• **The problem**
Output each line exactly as it appears, skipping any embedded picture.

Data records:
——
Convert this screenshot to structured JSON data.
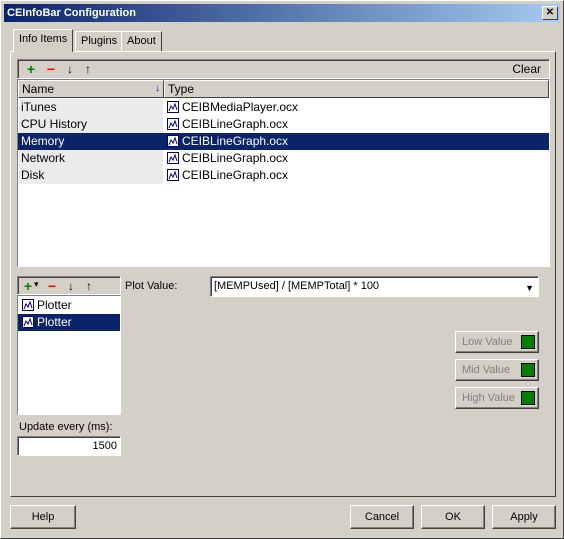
{
  "window": {
    "title": "CEInfoBar Configuration",
    "close_label": "✕"
  },
  "tabs": [
    {
      "label": "Info Items",
      "active": true
    },
    {
      "label": "Plugins",
      "active": false
    },
    {
      "label": "About",
      "active": false
    }
  ],
  "toolbar": {
    "add": "+",
    "remove": "−",
    "down": "↓",
    "up": "↑",
    "clear_label": "Clear"
  },
  "list": {
    "columns": [
      "Name",
      "Type"
    ],
    "rows": [
      {
        "name": "iTunes",
        "type": "CEIBMediaPlayer.ocx",
        "selected": false
      },
      {
        "name": "CPU History",
        "type": "CEIBLineGraph.ocx",
        "selected": false
      },
      {
        "name": "Memory",
        "type": "CEIBLineGraph.ocx",
        "selected": true
      },
      {
        "name": "Network",
        "type": "CEIBLineGraph.ocx",
        "selected": false
      },
      {
        "name": "Disk",
        "type": "CEIBLineGraph.ocx",
        "selected": false
      }
    ]
  },
  "plotter_toolbar": {
    "add": "+",
    "dropdown": "▾",
    "remove": "−",
    "down": "↓",
    "up": "↑"
  },
  "plotters": [
    {
      "label": "Plotter",
      "selected": false
    },
    {
      "label": "Plotter",
      "selected": true
    }
  ],
  "plot_value": {
    "label": "Plot Value:",
    "value": "[MEMPUsed] / [MEMPTotal] * 100",
    "arrow": "▼"
  },
  "color_buttons": {
    "low": "Low Value",
    "mid": "Mid Value",
    "high": "High Value",
    "swatch_color": "#008000"
  },
  "update": {
    "label": "Update every (ms):",
    "value": "1500"
  },
  "footer": {
    "help": "Help",
    "cancel": "Cancel",
    "ok": "OK",
    "apply": "Apply"
  },
  "colors": {
    "title_bar": "#0a246a",
    "selection": "#0a246a",
    "add_icon": "#008000",
    "remove_icon": "#ff0000"
  }
}
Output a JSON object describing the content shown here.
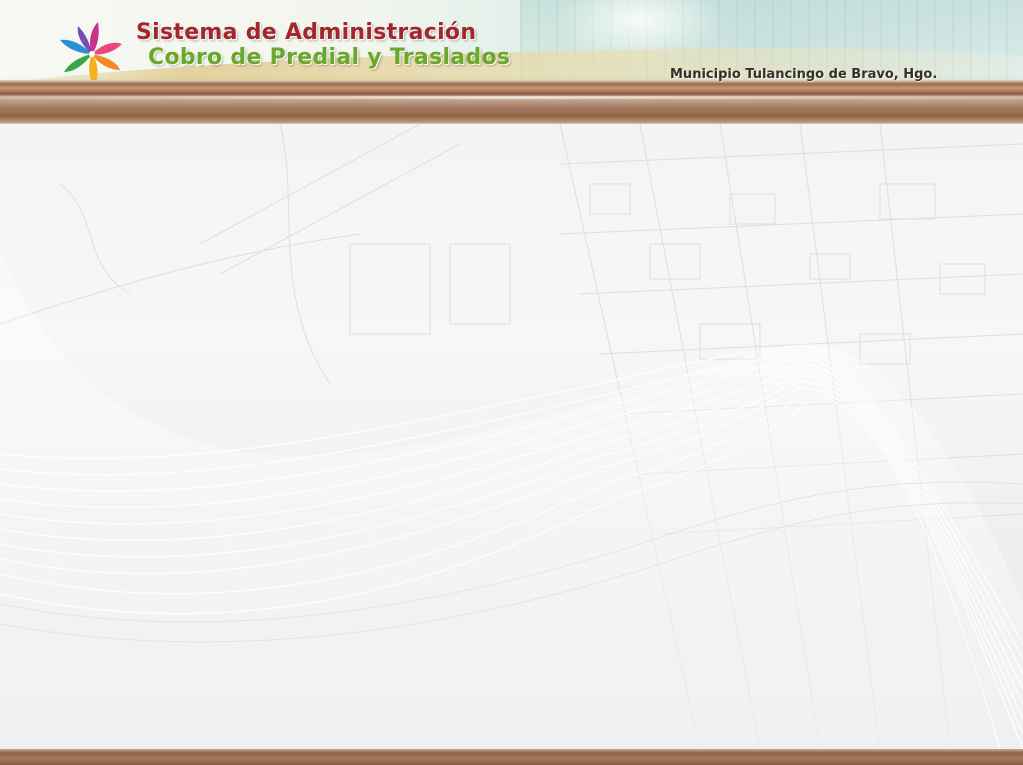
{
  "header": {
    "title_line1": "Sistema de Administración",
    "title_line2": "Cobro de Predial y Traslados",
    "municipality": "Municipio Tulancingo de Bravo, Hgo.",
    "logo_icon": "flower-pinwheel-logo-icon"
  },
  "colors": {
    "title_red": "#a3262a",
    "title_green": "#6aa82a",
    "bar_brown": "#8b5a3c",
    "background": "#f2f2f2"
  }
}
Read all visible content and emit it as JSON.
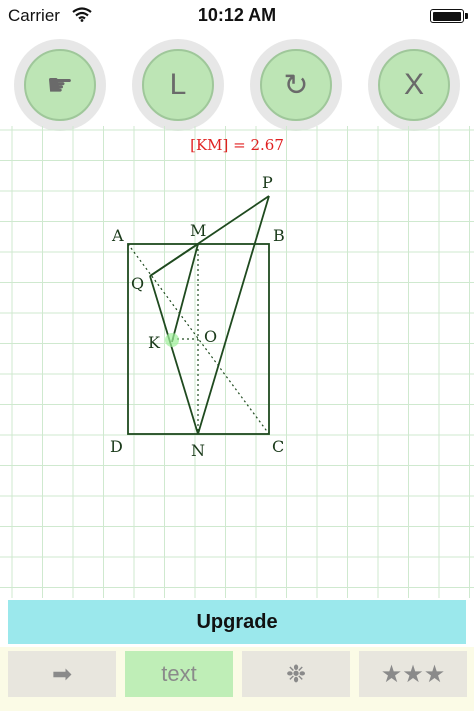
{
  "status_bar": {
    "carrier": "Carrier",
    "time": "10:12 AM",
    "battery_level": 1.0
  },
  "toolbar": {
    "buttons": [
      {
        "label": "☛",
        "icon": "pointing-hand-icon"
      },
      {
        "label": "L",
        "icon": "line-letter-icon"
      },
      {
        "label": "↻",
        "icon": "redo-circular-arrow-icon"
      },
      {
        "label": "X",
        "icon": "clear-letter-icon"
      }
    ]
  },
  "drawing": {
    "readout": "[KM] = 2.67",
    "points": {
      "A": "A",
      "B": "B",
      "C": "C",
      "D": "D",
      "M": "M",
      "N": "N",
      "O": "O",
      "K": "K",
      "P": "P",
      "Q": "Q"
    },
    "colors": {
      "grid": "#cfe9cf",
      "figure": "#1f4a1f",
      "readout": "#e02020",
      "highlight": "#9ef09a"
    }
  },
  "upgrade": {
    "label": "Upgrade"
  },
  "bottom_bar": {
    "tabs": [
      {
        "label": "➡",
        "icon": "arrow-right-icon"
      },
      {
        "label": "text",
        "icon": ""
      },
      {
        "label": "❉",
        "icon": "asterisk-flower-icon"
      },
      {
        "label": "★★★",
        "icon": "three-stars-icon"
      }
    ],
    "active_tab": 1
  }
}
——
• **The completed task**
Convert this screenshot to structured JSON data.
{
  "window": {
    "title": "CEInfoBar Configuration",
    "close_label": "✕"
  },
  "tabs": [
    {
      "label": "Info Items",
      "active": true
    },
    {
      "label": "Plugins",
      "active": false
    },
    {
      "label": "About",
      "active": false
    }
  ],
  "toolbar": {
    "add": "+",
    "remove": "−",
    "down": "↓",
    "up": "↑",
    "clear_label": "Clear"
  },
  "list": {
    "columns": [
      "Name",
      "Type"
    ],
    "rows": [
      {
        "name": "iTunes",
        "type": "CEIBMediaPlayer.ocx",
        "selected": false
      },
      {
        "name": "CPU History",
        "type": "CEIBLineGraph.ocx",
        "selected": false
      },
      {
        "name": "Memory",
        "type": "CEIBLineGraph.ocx",
        "selected": true
      },
      {
        "name": "Network",
        "type": "CEIBLineGraph.ocx",
        "selected": false
      },
      {
        "name": "Disk",
        "type": "CEIBLineGraph.ocx",
        "selected": false
      }
    ]
  },
  "plotter_toolbar": {
    "add": "+",
    "dropdown": "▾",
    "remove": "−",
    "down": "↓",
    "up": "↑"
  },
  "plotters": [
    {
      "label": "Plotter",
      "selected": false
    },
    {
      "label": "Plotter",
      "selected": true
    }
  ],
  "plot_value": {
    "label": "Plot Value:",
    "value": "[MEMPUsed] / [MEMPTotal] * 100",
    "arrow": "▼"
  },
  "color_buttons": {
    "low": "Low Value",
    "mid": "Mid Value",
    "high": "High Value",
    "swatch_color": "#008000"
  },
  "update": {
    "label": "Update every (ms):",
    "value": "1500"
  },
  "footer": {
    "help": "Help",
    "cancel": "Cancel",
    "ok": "OK",
    "apply": "Apply"
  },
  "colors": {
    "title_bar": "#0a246a",
    "selection": "#0a246a",
    "add_icon": "#008000",
    "remove_icon": "#ff0000"
  }
}
Output a JSON object describing the content shown here.
{
  "header": {
    "title_line1": "Sistema de Administración",
    "title_line2": "Cobro de Predial y Traslados",
    "municipality": "Municipio Tulancingo de Bravo, Hgo.",
    "logo_icon": "flower-pinwheel-logo-icon"
  },
  "colors": {
    "title_red": "#a3262a",
    "title_green": "#6aa82a",
    "bar_brown": "#8b5a3c",
    "background": "#f2f2f2"
  }
}
Read all visible content and emit it as JSON.
{
  "status_bar": {
    "carrier": "Carrier",
    "time": "10:12 AM",
    "battery_level": 1.0
  },
  "toolbar": {
    "buttons": [
      {
        "label": "☛",
        "icon": "pointing-hand-icon"
      },
      {
        "label": "L",
        "icon": "line-letter-icon"
      },
      {
        "label": "↻",
        "icon": "redo-circular-arrow-icon"
      },
      {
        "label": "X",
        "icon": "clear-letter-icon"
      }
    ]
  },
  "drawing": {
    "readout": "[KM] = 2.67",
    "points": {
      "A": "A",
      "B": "B",
      "C": "C",
      "D": "D",
      "M": "M",
      "N": "N",
      "O": "O",
      "K": "K",
      "P": "P",
      "Q": "Q"
    },
    "colors": {
      "grid": "#cfe9cf",
      "figure": "#1f4a1f",
      "readout": "#e02020",
      "highlight": "#9ef09a"
    }
  },
  "upgrade": {
    "label": "Upgrade"
  },
  "bottom_bar": {
    "tabs": [
      {
        "label": "➡",
        "icon": "arrow-right-icon"
      },
      {
        "label": "text",
        "icon": ""
      },
      {
        "label": "❉",
        "icon": "asterisk-flower-icon"
      },
      {
        "label": "★★★",
        "icon": "three-stars-icon"
      }
    ],
    "active_tab": 1
  }
}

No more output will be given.